**YOUR TASK**
Present every line in which the string "solid" appears.
=== PROVIDED INFORMATION ===
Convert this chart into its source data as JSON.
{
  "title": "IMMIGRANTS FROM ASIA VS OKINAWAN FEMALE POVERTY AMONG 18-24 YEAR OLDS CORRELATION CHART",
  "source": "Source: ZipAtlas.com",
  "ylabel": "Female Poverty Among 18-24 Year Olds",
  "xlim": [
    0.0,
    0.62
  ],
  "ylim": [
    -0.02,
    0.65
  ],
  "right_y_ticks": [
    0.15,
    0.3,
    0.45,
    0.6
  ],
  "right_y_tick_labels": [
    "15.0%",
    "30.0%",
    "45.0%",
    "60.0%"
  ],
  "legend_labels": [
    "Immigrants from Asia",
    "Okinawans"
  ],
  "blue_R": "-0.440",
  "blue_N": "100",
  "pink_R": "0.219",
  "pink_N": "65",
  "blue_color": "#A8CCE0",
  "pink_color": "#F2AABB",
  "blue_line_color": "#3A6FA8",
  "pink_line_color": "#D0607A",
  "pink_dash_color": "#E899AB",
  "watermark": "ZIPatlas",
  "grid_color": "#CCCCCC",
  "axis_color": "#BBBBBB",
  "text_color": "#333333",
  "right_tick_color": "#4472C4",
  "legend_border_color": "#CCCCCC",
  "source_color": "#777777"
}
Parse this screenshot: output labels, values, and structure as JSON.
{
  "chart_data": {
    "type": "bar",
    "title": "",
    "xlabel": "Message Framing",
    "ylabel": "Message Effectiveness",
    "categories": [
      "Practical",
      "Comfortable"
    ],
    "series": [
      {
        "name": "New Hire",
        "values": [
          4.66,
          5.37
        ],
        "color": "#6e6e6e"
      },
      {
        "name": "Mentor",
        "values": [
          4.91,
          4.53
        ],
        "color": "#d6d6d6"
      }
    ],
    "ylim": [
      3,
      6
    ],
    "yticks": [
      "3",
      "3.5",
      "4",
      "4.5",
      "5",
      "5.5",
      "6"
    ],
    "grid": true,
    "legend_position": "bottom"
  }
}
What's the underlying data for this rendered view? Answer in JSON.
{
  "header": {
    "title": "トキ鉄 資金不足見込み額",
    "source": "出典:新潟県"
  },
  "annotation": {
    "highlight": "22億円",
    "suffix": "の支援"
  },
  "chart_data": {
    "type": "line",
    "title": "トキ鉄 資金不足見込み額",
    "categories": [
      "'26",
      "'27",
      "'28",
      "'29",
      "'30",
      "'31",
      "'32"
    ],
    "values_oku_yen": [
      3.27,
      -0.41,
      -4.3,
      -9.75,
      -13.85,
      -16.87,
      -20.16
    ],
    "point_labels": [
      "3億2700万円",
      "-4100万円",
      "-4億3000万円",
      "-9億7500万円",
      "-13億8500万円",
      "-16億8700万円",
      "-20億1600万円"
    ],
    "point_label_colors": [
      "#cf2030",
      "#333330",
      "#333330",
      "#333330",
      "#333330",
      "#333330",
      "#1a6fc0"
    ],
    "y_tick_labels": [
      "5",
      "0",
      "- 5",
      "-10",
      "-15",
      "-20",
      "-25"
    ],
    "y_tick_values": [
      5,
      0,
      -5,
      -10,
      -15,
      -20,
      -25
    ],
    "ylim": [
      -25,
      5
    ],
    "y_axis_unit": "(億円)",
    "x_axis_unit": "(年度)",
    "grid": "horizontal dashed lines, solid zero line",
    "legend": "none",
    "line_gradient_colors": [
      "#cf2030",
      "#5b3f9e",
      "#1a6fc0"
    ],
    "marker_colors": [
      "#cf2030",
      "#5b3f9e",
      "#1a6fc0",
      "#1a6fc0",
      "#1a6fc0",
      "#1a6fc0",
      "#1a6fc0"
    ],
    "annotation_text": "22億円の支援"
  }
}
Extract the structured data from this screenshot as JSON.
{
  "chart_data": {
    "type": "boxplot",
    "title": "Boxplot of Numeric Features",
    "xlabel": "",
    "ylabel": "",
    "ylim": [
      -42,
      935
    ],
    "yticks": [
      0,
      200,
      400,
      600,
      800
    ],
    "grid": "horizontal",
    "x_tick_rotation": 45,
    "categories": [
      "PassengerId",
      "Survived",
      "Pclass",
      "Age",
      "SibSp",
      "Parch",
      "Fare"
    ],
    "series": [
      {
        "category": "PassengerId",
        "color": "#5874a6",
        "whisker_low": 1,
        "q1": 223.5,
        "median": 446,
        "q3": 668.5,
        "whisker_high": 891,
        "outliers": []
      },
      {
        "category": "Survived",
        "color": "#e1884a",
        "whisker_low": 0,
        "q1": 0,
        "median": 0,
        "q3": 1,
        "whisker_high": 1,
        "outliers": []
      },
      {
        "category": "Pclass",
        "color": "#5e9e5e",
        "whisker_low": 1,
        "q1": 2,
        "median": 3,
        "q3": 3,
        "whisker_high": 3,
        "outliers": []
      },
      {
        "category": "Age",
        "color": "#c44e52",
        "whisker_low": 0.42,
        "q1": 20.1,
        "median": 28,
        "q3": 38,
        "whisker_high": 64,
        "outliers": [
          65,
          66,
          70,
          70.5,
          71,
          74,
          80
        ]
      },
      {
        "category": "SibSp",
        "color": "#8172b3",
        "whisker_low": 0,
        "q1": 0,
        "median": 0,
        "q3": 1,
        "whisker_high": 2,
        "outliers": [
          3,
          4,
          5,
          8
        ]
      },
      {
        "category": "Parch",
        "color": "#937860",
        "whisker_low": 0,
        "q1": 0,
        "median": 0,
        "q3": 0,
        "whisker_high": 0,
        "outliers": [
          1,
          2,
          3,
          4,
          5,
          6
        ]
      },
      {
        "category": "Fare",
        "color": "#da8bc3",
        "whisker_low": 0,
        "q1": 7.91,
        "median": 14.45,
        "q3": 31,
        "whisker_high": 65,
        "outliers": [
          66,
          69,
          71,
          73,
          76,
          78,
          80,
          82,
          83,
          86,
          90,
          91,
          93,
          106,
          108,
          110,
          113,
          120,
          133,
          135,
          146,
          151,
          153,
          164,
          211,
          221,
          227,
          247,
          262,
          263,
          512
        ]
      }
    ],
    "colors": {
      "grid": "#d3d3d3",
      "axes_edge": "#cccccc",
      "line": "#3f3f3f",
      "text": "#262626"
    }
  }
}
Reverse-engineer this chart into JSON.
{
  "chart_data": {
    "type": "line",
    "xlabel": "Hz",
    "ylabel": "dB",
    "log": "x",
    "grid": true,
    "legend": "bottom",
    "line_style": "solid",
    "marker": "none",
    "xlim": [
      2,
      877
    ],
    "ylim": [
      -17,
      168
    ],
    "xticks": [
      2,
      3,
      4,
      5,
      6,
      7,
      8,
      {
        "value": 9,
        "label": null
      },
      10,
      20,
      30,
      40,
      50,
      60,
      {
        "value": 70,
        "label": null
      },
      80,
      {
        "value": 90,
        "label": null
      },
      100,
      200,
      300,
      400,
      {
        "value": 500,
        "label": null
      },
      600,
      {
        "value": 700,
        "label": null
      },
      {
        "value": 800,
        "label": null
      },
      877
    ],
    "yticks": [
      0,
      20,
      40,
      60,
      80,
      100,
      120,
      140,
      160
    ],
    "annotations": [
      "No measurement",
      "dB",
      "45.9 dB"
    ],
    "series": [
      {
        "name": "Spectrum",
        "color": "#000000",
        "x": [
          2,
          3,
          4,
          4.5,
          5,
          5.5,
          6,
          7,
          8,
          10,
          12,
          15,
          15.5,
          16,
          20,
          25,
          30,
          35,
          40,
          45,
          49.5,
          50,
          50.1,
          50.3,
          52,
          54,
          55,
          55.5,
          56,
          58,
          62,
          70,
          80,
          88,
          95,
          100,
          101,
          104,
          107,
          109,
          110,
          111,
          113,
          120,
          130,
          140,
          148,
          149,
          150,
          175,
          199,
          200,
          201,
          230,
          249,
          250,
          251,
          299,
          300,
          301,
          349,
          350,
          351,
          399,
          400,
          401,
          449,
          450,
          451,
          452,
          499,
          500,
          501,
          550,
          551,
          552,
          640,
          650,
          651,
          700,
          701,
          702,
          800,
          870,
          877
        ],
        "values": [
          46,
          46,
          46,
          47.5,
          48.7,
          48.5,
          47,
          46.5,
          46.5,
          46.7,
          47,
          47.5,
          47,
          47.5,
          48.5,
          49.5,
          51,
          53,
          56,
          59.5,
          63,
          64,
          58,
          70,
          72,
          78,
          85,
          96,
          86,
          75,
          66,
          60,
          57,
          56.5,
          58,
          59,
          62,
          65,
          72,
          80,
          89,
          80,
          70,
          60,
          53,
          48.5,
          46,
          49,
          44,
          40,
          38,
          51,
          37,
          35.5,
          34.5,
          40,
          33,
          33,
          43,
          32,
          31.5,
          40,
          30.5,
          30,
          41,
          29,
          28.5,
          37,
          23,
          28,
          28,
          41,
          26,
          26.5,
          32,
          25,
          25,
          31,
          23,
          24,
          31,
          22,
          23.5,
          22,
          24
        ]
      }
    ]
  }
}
===
**WRITTEN REPLY**
    "grid": "horizontal dashed lines, solid zero line",
    "line_style": "solid",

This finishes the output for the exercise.